### EXERCISE AIM:
Filter the data for lines with the word "Atlantic", then copy every line so identified.

━━━ DATA TO PROCESS ━━━

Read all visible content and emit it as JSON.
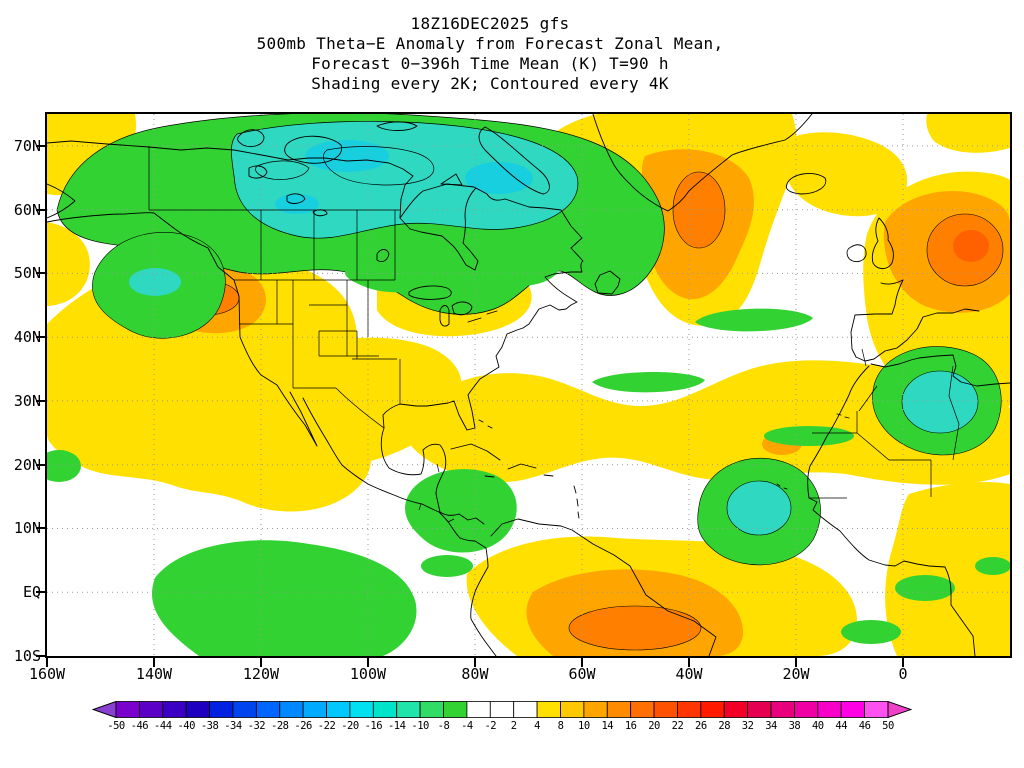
{
  "title": {
    "line1": "18Z16DEC2025 gfs",
    "line2": "500mb Theta−E Anomaly from Forecast Zonal Mean,",
    "line3": "Forecast 0−396h Time Mean (K) T=90 h",
    "line4": "Shading every 2K; Contoured every 4K"
  },
  "chart_data": {
    "type": "heatmap",
    "title": "500mb Theta-E Anomaly from Forecast Zonal Mean, Forecast 0-396h Time Mean (K) T=90 h",
    "model": "gfs",
    "init_time": "18Z16DEC2025",
    "valid": "T=90 h",
    "units": "K",
    "level": "500mb",
    "shading_interval": "2K",
    "contour_interval": "4K",
    "lon_range": [
      "160W",
      "20E"
    ],
    "lat_range": [
      "10S",
      "75N"
    ],
    "x_axis": {
      "labels": [
        "160W",
        "140W",
        "120W",
        "100W",
        "80W",
        "60W",
        "40W",
        "20W",
        "0"
      ],
      "fracs": [
        0,
        0.1111,
        0.2222,
        0.3333,
        0.4444,
        0.5556,
        0.6667,
        0.7778,
        0.8889
      ]
    },
    "y_axis": {
      "labels": [
        "70N",
        "60N",
        "50N",
        "40N",
        "30N",
        "20N",
        "10N",
        "EQ",
        "10S"
      ],
      "fracs": [
        0.0588,
        0.1765,
        0.2941,
        0.4118,
        0.5294,
        0.6471,
        0.7647,
        0.8824,
        1.0
      ]
    },
    "colorbar": {
      "tick_labels": [
        "-50",
        "-46",
        "-44",
        "-40",
        "-38",
        "-34",
        "-32",
        "-28",
        "-26",
        "-22",
        "-20",
        "-16",
        "-14",
        "-10",
        "-8",
        "-4",
        "-2",
        "2",
        "4",
        "8",
        "10",
        "14",
        "16",
        "20",
        "22",
        "26",
        "28",
        "32",
        "34",
        "38",
        "40",
        "44",
        "46",
        "50"
      ],
      "segment_colors": [
        "#7a00cc",
        "#5c00c8",
        "#3c00c4",
        "#1e00c0",
        "#0022e0",
        "#0044f0",
        "#0066ff",
        "#0088ff",
        "#00aaff",
        "#00c8ff",
        "#00e0f0",
        "#00e4cc",
        "#20e4aa",
        "#30dc66",
        "#32d232",
        "#ffffff",
        "#ffffff",
        "#ffffff",
        "#ffe000",
        "#ffc800",
        "#ffa500",
        "#ff8c00",
        "#ff7000",
        "#ff5200",
        "#ff3600",
        "#ff1a00",
        "#f20028",
        "#e60050",
        "#e8007c",
        "#f000a4",
        "#f800c8",
        "#ff00e4",
        "#ff50f0"
      ],
      "left_arrow_color": "#8840d0",
      "right_arrow_color": "#f040c8"
    },
    "palette": {
      "yellow": "#ffe000",
      "orange": "#ffa500",
      "deep_orange": "#ff8000",
      "darkest_orange": "#ff6000",
      "green": "#32d232",
      "cyan": "#2fd8c0",
      "deep_cyan": "#18cfe0",
      "white": "#ffffff"
    },
    "features": [
      {
        "region": "Northern Canada / Canadian Arctic",
        "sign": "negative",
        "approx_range_K": "-8 to -20",
        "shading": "green with large cyan core"
      },
      {
        "region": "Gulf of Alaska / NE Pacific ~48N 140W",
        "sign": "negative",
        "approx_range_K": "-8 to -14",
        "shading": "green with small cyan core"
      },
      {
        "region": "US Pacific Northwest coast ~46N 130W",
        "sign": "positive",
        "approx_range_K": "+8 to +14",
        "shading": "orange core in broad yellow"
      },
      {
        "region": "Atlantic south-east of Greenland ~55-65N 40W",
        "sign": "positive",
        "approx_range_K": "+8 to +14",
        "shading": "orange band in yellow"
      },
      {
        "region": "Western Europe / UK-France",
        "sign": "positive",
        "approx_range_K": "+10 to +16",
        "shading": "strong orange core"
      },
      {
        "region": "Equatorial Atlantic / NE South America",
        "sign": "positive",
        "approx_range_K": "+8 to +14",
        "shading": "orange in yellow"
      },
      {
        "region": "Eastern tropical Atlantic ~13N 25W",
        "sign": "negative",
        "approx_range_K": "-8 to -14",
        "shading": "green with cyan core"
      },
      {
        "region": "Sahara / Algeria-Libya ~25-33N 0-15E",
        "sign": "negative",
        "approx_range_K": "-8 to -14",
        "shading": "green with cyan core"
      },
      {
        "region": "Equatorial East Pacific 10S-5N 140-100W",
        "sign": "negative",
        "approx_range_K": "-4 to -8",
        "shading": "green"
      },
      {
        "region": "Subtropics and mid-latitudes broadly",
        "sign": "positive",
        "approx_range_K": "+4 to +8",
        "shading": "yellow"
      }
    ]
  }
}
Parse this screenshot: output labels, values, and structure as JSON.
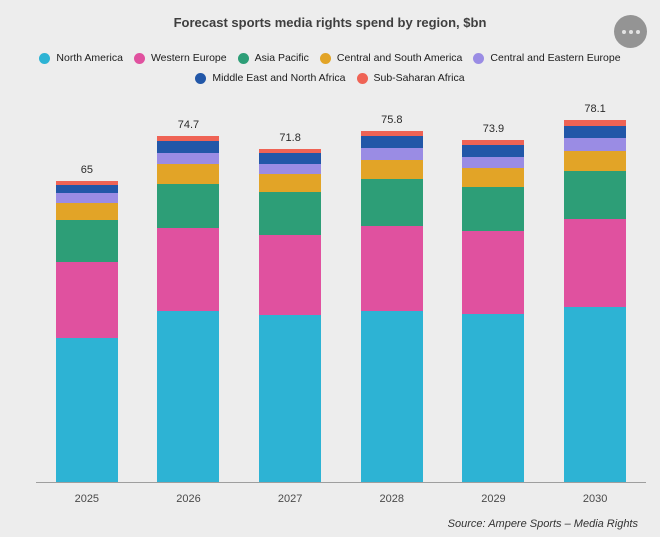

━━━

### SOLUTION TO THIS TASK:
        "region": "Atlantic south-east of Greenland ~55-65N 40W",
        "region": "Equatorial Atlantic / NE South America",
        "region": "Eastern tropical Atlantic ~13N 25W",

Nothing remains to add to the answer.